Saved data entries
(begin)

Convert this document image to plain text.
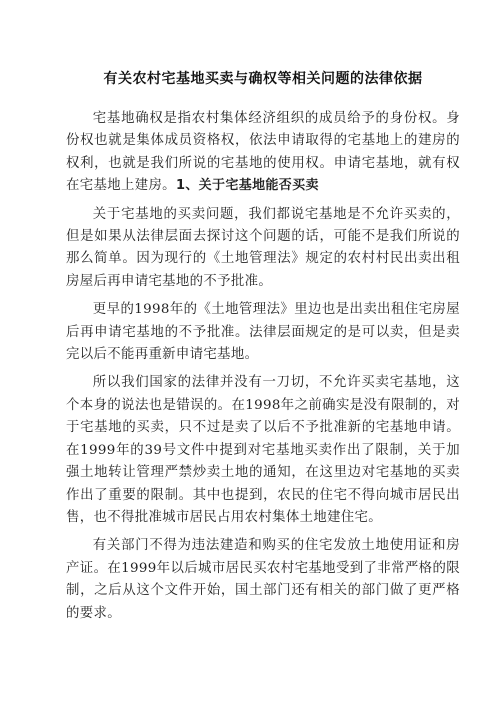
有关农村宅基地买卖与确权等相关问题的法律依据

宅基地确权是指农村集体经济组织的成员给予的身份权。身份权也就是集体成员资格权，依法申请取得的宅基地上的建房的权利，也就是我们所说的宅基地的使用权。申请宅基地，就有权在宅基地上建房。1、关于宅基地能否买卖

关于宅基地的买卖问题，我们都说宅基地是不允许买卖的，但是如果从法律层面去探讨这个问题的话，可能不是我们所说的那么简单。因为现行的《土地管理法》规定的农村村民出卖出租房屋后再申请宅基地的不予批准。

更早的1998年的《土地管理法》里边也是出卖出租住宅房屋后再申请宅基地的不予批准。法律层面规定的是可以卖，但是卖完以后不能再重新申请宅基地。

所以我们国家的法律并没有一刀切，不允许买卖宅基地，这个本身的说法也是错误的。在1998年之前确实是没有限制的，对于宅基地的买卖，只不过是卖了以后不予批准新的宅基地申请。在1999年的39号文件中提到对宅基地买卖作出了限制，关于加强土地转让管理严禁炒卖土地的通知，在这里边对宅基地的买卖作出了重要的限制。其中也提到，农民的住宅不得向城市居民出售，也不得批准城市居民占用农村集体土地建住宅。

有关部门不得为违法建造和购买的住宅发放土地使用证和房产证。在1999年以后城市居民买农村宅基地受到了非常严格的限制，之后从这个文件开始，国土部门还有相关的部门做了更严格的要求。
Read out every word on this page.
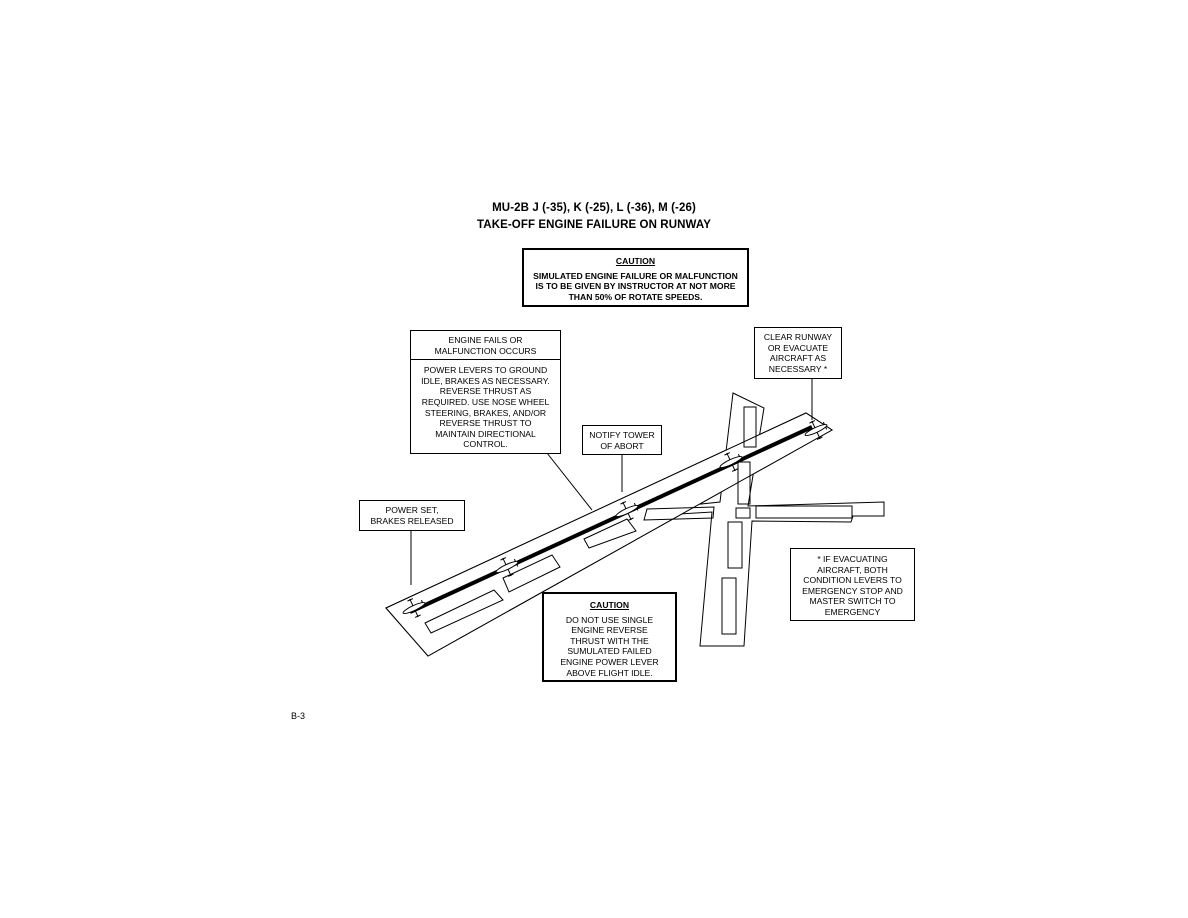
MU-2B J (-35), K (-25), L (-36), M (-26)
TAKE-OFF ENGINE FAILURE ON RUNWAY
CAUTION
SIMULATED ENGINE FAILURE OR MALFUNCTION
IS TO BE GIVEN BY INSTRUCTOR AT NOT MORE
THAN 50% OF ROTATE SPEEDS.
ENGINE FAILS OR
MALFUNCTION OCCURS
POWER LEVERS TO GROUND
IDLE, BRAKES AS NECESSARY.
REVERSE THRUST AS
REQUIRED. USE NOSE WHEEL
STEERING, BRAKES, AND/OR
REVERSE THRUST TO
MAINTAIN DIRECTIONAL
CONTROL.
NOTIFY TOWER
OF ABORT
CLEAR RUNWAY
OR EVACUATE
AIRCRAFT AS
NECESSARY *
POWER SET,
BRAKES RELEASED
* IF EVACUATING
AIRCRAFT, BOTH
CONDITION LEVERS TO
EMERGENCY STOP AND
MASTER SWITCH TO
EMERGENCY
CAUTION
DO NOT USE SINGLE
ENGINE REVERSE
THRUST WITH THE
SUMULATED FAILED
ENGINE POWER LEVER
ABOVE FLIGHT IDLE.
B-3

(end)

Give only the number of lines in the entries above that hold the string "LEVERS".

**TASK ANSWER:** 2